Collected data
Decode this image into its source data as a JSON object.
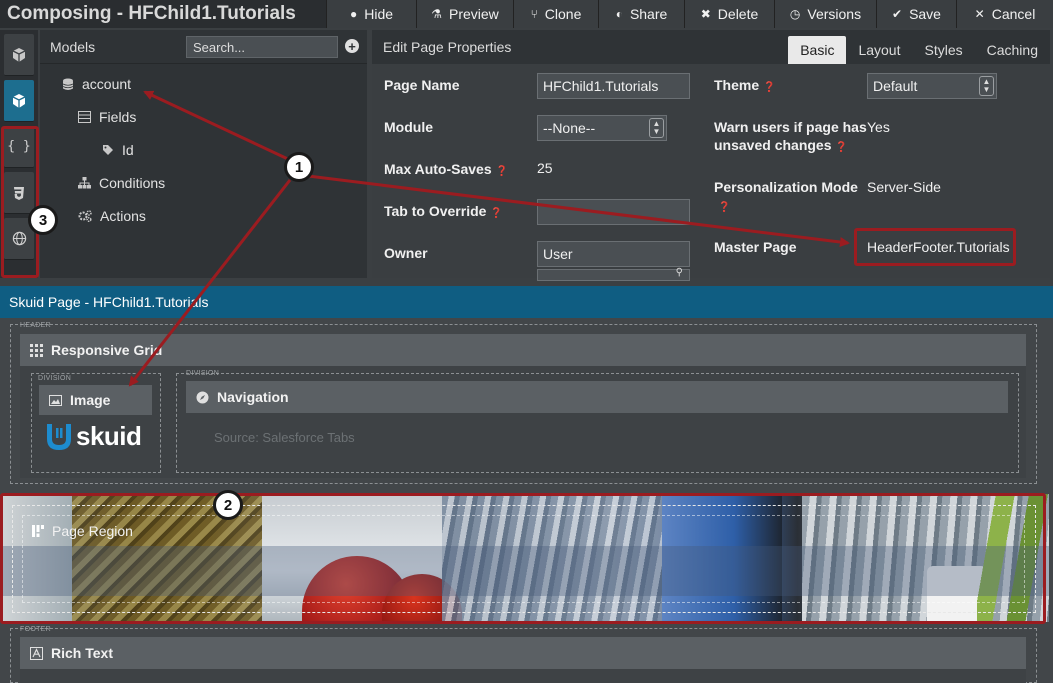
{
  "topbar": {
    "title": "Composing - HFChild1.Tutorials",
    "buttons": [
      {
        "label": "Hide",
        "icon": "●"
      },
      {
        "label": "Preview",
        "icon": "⚗"
      },
      {
        "label": "Clone",
        "icon": "⑂"
      },
      {
        "label": "Share",
        "icon": "◐"
      },
      {
        "label": "Delete",
        "icon": "✖"
      },
      {
        "label": "Versions",
        "icon": "◷"
      },
      {
        "label": "Save",
        "icon": "✔"
      },
      {
        "label": "Cancel",
        "icon": "✕"
      }
    ]
  },
  "rail": {
    "items": [
      "cube-outline-icon",
      "cube-icon",
      "braces-icon",
      "css3-icon",
      "globe-icon"
    ],
    "braces_glyph": "{ }"
  },
  "models": {
    "header": "Models",
    "search_placeholder": "Search...",
    "tree": [
      {
        "label": "account",
        "icon": "database-icon"
      },
      {
        "label": "Fields",
        "icon": "list-icon"
      },
      {
        "label": "Id",
        "icon": "tag-icon"
      },
      {
        "label": "Conditions",
        "icon": "sitemap-icon"
      },
      {
        "label": "Actions",
        "icon": "gears-icon"
      }
    ]
  },
  "properties": {
    "header": "Edit Page Properties",
    "tabs": [
      "Basic",
      "Layout",
      "Styles",
      "Caching"
    ],
    "active_tab": "Basic",
    "page_name_label": "Page Name",
    "page_name_value": "HFChild1.Tutorials",
    "module_label": "Module",
    "module_value": "--None--",
    "max_autosaves_label": "Max Auto-Saves",
    "max_autosaves_value": "25",
    "tab_override_label": "Tab to Override",
    "tab_override_value": "",
    "owner_label": "Owner",
    "owner_value": "User",
    "theme_label": "Theme",
    "theme_value": "Default",
    "warn_label_line1": "Warn users if page has",
    "warn_label_line2": "unsaved changes",
    "warn_value": "Yes",
    "personalization_label": "Personalization Mode",
    "personalization_value": "Server-Side",
    "master_page_label": "Master Page",
    "master_page_value": "HeaderFooter.Tutorials"
  },
  "canvas": {
    "title": "Skuid Page - HFChild1.Tutorials",
    "header_tag": "HEADER",
    "division_tag": "DIVISION",
    "grid_label": "Responsive Grid",
    "image_label": "Image",
    "logo_text": "skuid",
    "navigation_label": "Navigation",
    "navigation_source": "Source: Salesforce Tabs",
    "page_region_label": "Page Region",
    "footer_tag": "FOOTER",
    "rich_text_label": "Rich Text"
  },
  "callouts": [
    "1",
    "2",
    "3"
  ],
  "colors": {
    "accent_blue": "#0f5d82",
    "annotation_red": "#9b1c20",
    "active_rail": "#1d6e8f"
  }
}
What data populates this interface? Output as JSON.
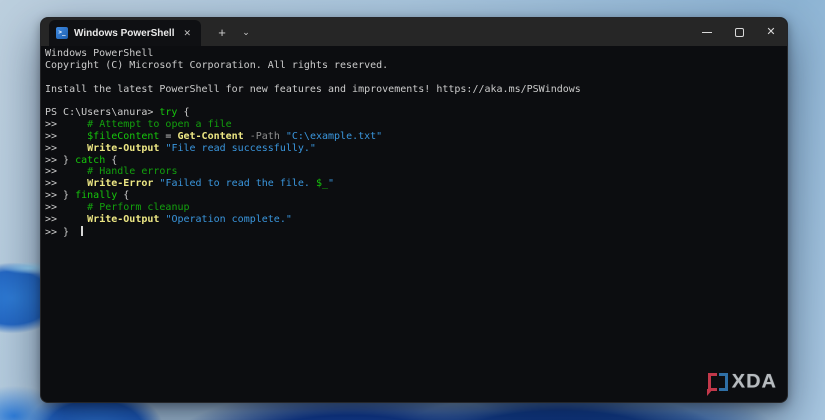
{
  "window": {
    "tab": {
      "title": "Windows PowerShell",
      "icon_glyph": ">_",
      "close_glyph": "✕"
    },
    "new_tab_glyph": "+",
    "dropdown_glyph": "⌄",
    "controls": {
      "close_glyph": "✕"
    }
  },
  "colors": {
    "fg": "#CCCCCC",
    "kw": "#16C60C",
    "cm": "#13A10E",
    "var": "#16C60C",
    "cmd": "#EDE784",
    "str": "#3A96DD",
    "param": "#8F8F8F",
    "terminal_bg": "#0C0D10"
  },
  "terminal": {
    "lines": [
      {
        "segments": [
          {
            "t": "Windows PowerShell",
            "c": "fg"
          }
        ]
      },
      {
        "segments": [
          {
            "t": "Copyright (C) Microsoft Corporation. All rights reserved.",
            "c": "fg"
          }
        ]
      },
      {
        "segments": [
          {
            "t": " ",
            "c": "fg"
          }
        ]
      },
      {
        "segments": [
          {
            "t": "Install the latest PowerShell for new features and improvements! https://aka.ms/PSWindows",
            "c": "fg"
          }
        ]
      },
      {
        "segments": [
          {
            "t": " ",
            "c": "fg"
          }
        ]
      },
      {
        "segments": [
          {
            "t": "PS C:\\Users\\anura> ",
            "c": "fg"
          },
          {
            "t": "try",
            "c": "kw"
          },
          {
            "t": " {",
            "c": "fg"
          }
        ]
      },
      {
        "segments": [
          {
            "t": ">>     ",
            "c": "fg"
          },
          {
            "t": "# Attempt to open a file",
            "c": "cm"
          }
        ]
      },
      {
        "segments": [
          {
            "t": ">>     ",
            "c": "fg"
          },
          {
            "t": "$fileContent",
            "c": "var"
          },
          {
            "t": " = ",
            "c": "fg"
          },
          {
            "t": "Get-Content",
            "c": "cmd"
          },
          {
            "t": " ",
            "c": "fg"
          },
          {
            "t": "-Path",
            "c": "param"
          },
          {
            "t": " ",
            "c": "fg"
          },
          {
            "t": "\"C:\\example.txt\"",
            "c": "str"
          }
        ]
      },
      {
        "segments": [
          {
            "t": ">>     ",
            "c": "fg"
          },
          {
            "t": "Write-Output",
            "c": "cmd"
          },
          {
            "t": " ",
            "c": "fg"
          },
          {
            "t": "\"File read successfully.\"",
            "c": "str"
          }
        ]
      },
      {
        "segments": [
          {
            "t": ">> } ",
            "c": "fg"
          },
          {
            "t": "catch",
            "c": "kw"
          },
          {
            "t": " {",
            "c": "fg"
          }
        ]
      },
      {
        "segments": [
          {
            "t": ">>     ",
            "c": "fg"
          },
          {
            "t": "# Handle errors",
            "c": "cm"
          }
        ]
      },
      {
        "segments": [
          {
            "t": ">>     ",
            "c": "fg"
          },
          {
            "t": "Write-Error",
            "c": "cmd"
          },
          {
            "t": " ",
            "c": "fg"
          },
          {
            "t": "\"Failed to read the file. ",
            "c": "str"
          },
          {
            "t": "$_",
            "c": "var"
          },
          {
            "t": "\"",
            "c": "str"
          }
        ]
      },
      {
        "segments": [
          {
            "t": ">> } ",
            "c": "fg"
          },
          {
            "t": "finally",
            "c": "kw"
          },
          {
            "t": " {",
            "c": "fg"
          }
        ]
      },
      {
        "segments": [
          {
            "t": ">>     ",
            "c": "fg"
          },
          {
            "t": "# Perform cleanup",
            "c": "cm"
          }
        ]
      },
      {
        "segments": [
          {
            "t": ">>     ",
            "c": "fg"
          },
          {
            "t": "Write-Output",
            "c": "cmd"
          },
          {
            "t": " ",
            "c": "fg"
          },
          {
            "t": "\"Operation complete.\"",
            "c": "str"
          }
        ]
      },
      {
        "segments": [
          {
            "t": ">> }  ",
            "c": "fg"
          }
        ],
        "cursor": true
      }
    ]
  },
  "xda": {
    "text": "XDA"
  }
}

▶ [YOUR TASK]: Images should not appear in the copy; retype the listing above exactly.

▶ [TASK RESULT]:
Decode this image into its source data as a JSON object.
{
  "topbar": {
    "title": "Composing - HFChild1.Tutorials",
    "buttons": [
      {
        "label": "Hide",
        "icon": "●"
      },
      {
        "label": "Preview",
        "icon": "⚗"
      },
      {
        "label": "Clone",
        "icon": "⑂"
      },
      {
        "label": "Share",
        "icon": "◐"
      },
      {
        "label": "Delete",
        "icon": "✖"
      },
      {
        "label": "Versions",
        "icon": "◷"
      },
      {
        "label": "Save",
        "icon": "✔"
      },
      {
        "label": "Cancel",
        "icon": "✕"
      }
    ]
  },
  "rail": {
    "items": [
      "cube-outline-icon",
      "cube-icon",
      "braces-icon",
      "css3-icon",
      "globe-icon"
    ],
    "braces_glyph": "{ }"
  },
  "models": {
    "header": "Models",
    "search_placeholder": "Search...",
    "tree": [
      {
        "label": "account",
        "icon": "database-icon"
      },
      {
        "label": "Fields",
        "icon": "list-icon"
      },
      {
        "label": "Id",
        "icon": "tag-icon"
      },
      {
        "label": "Conditions",
        "icon": "sitemap-icon"
      },
      {
        "label": "Actions",
        "icon": "gears-icon"
      }
    ]
  },
  "properties": {
    "header": "Edit Page Properties",
    "tabs": [
      "Basic",
      "Layout",
      "Styles",
      "Caching"
    ],
    "active_tab": "Basic",
    "page_name_label": "Page Name",
    "page_name_value": "HFChild1.Tutorials",
    "module_label": "Module",
    "module_value": "--None--",
    "max_autosaves_label": "Max Auto-Saves",
    "max_autosaves_value": "25",
    "tab_override_label": "Tab to Override",
    "tab_override_value": "",
    "owner_label": "Owner",
    "owner_value": "User",
    "theme_label": "Theme",
    "theme_value": "Default",
    "warn_label_line1": "Warn users if page has",
    "warn_label_line2": "unsaved changes",
    "warn_value": "Yes",
    "personalization_label": "Personalization Mode",
    "personalization_value": "Server-Side",
    "master_page_label": "Master Page",
    "master_page_value": "HeaderFooter.Tutorials"
  },
  "canvas": {
    "title": "Skuid Page - HFChild1.Tutorials",
    "header_tag": "HEADER",
    "division_tag": "DIVISION",
    "grid_label": "Responsive Grid",
    "image_label": "Image",
    "logo_text": "skuid",
    "navigation_label": "Navigation",
    "navigation_source": "Source: Salesforce Tabs",
    "page_region_label": "Page Region",
    "footer_tag": "FOOTER",
    "rich_text_label": "Rich Text"
  },
  "callouts": [
    "1",
    "2",
    "3"
  ],
  "colors": {
    "accent_blue": "#0f5d82",
    "annotation_red": "#9b1c20",
    "active_rail": "#1d6e8f"
  }
}
What data populates this interface? Output as JSON.
{
  "window": {
    "tab": {
      "title": "Windows PowerShell",
      "icon_glyph": ">_",
      "close_glyph": "✕"
    },
    "new_tab_glyph": "+",
    "dropdown_glyph": "⌄",
    "controls": {
      "close_glyph": "✕"
    }
  },
  "colors": {
    "fg": "#CCCCCC",
    "kw": "#16C60C",
    "cm": "#13A10E",
    "var": "#16C60C",
    "cmd": "#EDE784",
    "str": "#3A96DD",
    "param": "#8F8F8F",
    "terminal_bg": "#0C0D10"
  },
  "terminal": {
    "lines": [
      {
        "segments": [
          {
            "t": "Windows PowerShell",
            "c": "fg"
          }
        ]
      },
      {
        "segments": [
          {
            "t": "Copyright (C) Microsoft Corporation. All rights reserved.",
            "c": "fg"
          }
        ]
      },
      {
        "segments": [
          {
            "t": " ",
            "c": "fg"
          }
        ]
      },
      {
        "segments": [
          {
            "t": "Install the latest PowerShell for new features and improvements! https://aka.ms/PSWindows",
            "c": "fg"
          }
        ]
      },
      {
        "segments": [
          {
            "t": " ",
            "c": "fg"
          }
        ]
      },
      {
        "segments": [
          {
            "t": "PS C:\\Users\\anura> ",
            "c": "fg"
          },
          {
            "t": "try",
            "c": "kw"
          },
          {
            "t": " {",
            "c": "fg"
          }
        ]
      },
      {
        "segments": [
          {
            "t": ">>     ",
            "c": "fg"
          },
          {
            "t": "# Attempt to open a file",
            "c": "cm"
          }
        ]
      },
      {
        "segments": [
          {
            "t": ">>     ",
            "c": "fg"
          },
          {
            "t": "$fileContent",
            "c": "var"
          },
          {
            "t": " = ",
            "c": "fg"
          },
          {
            "t": "Get-Content",
            "c": "cmd"
          },
          {
            "t": " ",
            "c": "fg"
          },
          {
            "t": "-Path",
            "c": "param"
          },
          {
            "t": " ",
            "c": "fg"
          },
          {
            "t": "\"C:\\example.txt\"",
            "c": "str"
          }
        ]
      },
      {
        "segments": [
          {
            "t": ">>     ",
            "c": "fg"
          },
          {
            "t": "Write-Output",
            "c": "cmd"
          },
          {
            "t": " ",
            "c": "fg"
          },
          {
            "t": "\"File read successfully.\"",
            "c": "str"
          }
        ]
      },
      {
        "segments": [
          {
            "t": ">> } ",
            "c": "fg"
          },
          {
            "t": "catch",
            "c": "kw"
          },
          {
            "t": " {",
            "c": "fg"
          }
        ]
      },
      {
        "segments": [
          {
            "t": ">>     ",
            "c": "fg"
          },
          {
            "t": "# Handle errors",
            "c": "cm"
          }
        ]
      },
      {
        "segments": [
          {
            "t": ">>     ",
            "c": "fg"
          },
          {
            "t": "Write-Error",
            "c": "cmd"
          },
          {
            "t": " ",
            "c": "fg"
          },
          {
            "t": "\"Failed to read the file. ",
            "c": "str"
          },
          {
            "t": "$_",
            "c": "var"
          },
          {
            "t": "\"",
            "c": "str"
          }
        ]
      },
      {
        "segments": [
          {
            "t": ">> } ",
            "c": "fg"
          },
          {
            "t": "finally",
            "c": "kw"
          },
          {
            "t": " {",
            "c": "fg"
          }
        ]
      },
      {
        "segments": [
          {
            "t": ">>     ",
            "c": "fg"
          },
          {
            "t": "# Perform cleanup",
            "c": "cm"
          }
        ]
      },
      {
        "segments": [
          {
            "t": ">>     ",
            "c": "fg"
          },
          {
            "t": "Write-Output",
            "c": "cmd"
          },
          {
            "t": " ",
            "c": "fg"
          },
          {
            "t": "\"Operation complete.\"",
            "c": "str"
          }
        ]
      },
      {
        "segments": [
          {
            "t": ">> }  ",
            "c": "fg"
          }
        ],
        "cursor": true
      }
    ]
  },
  "xda": {
    "text": "XDA"
  }
}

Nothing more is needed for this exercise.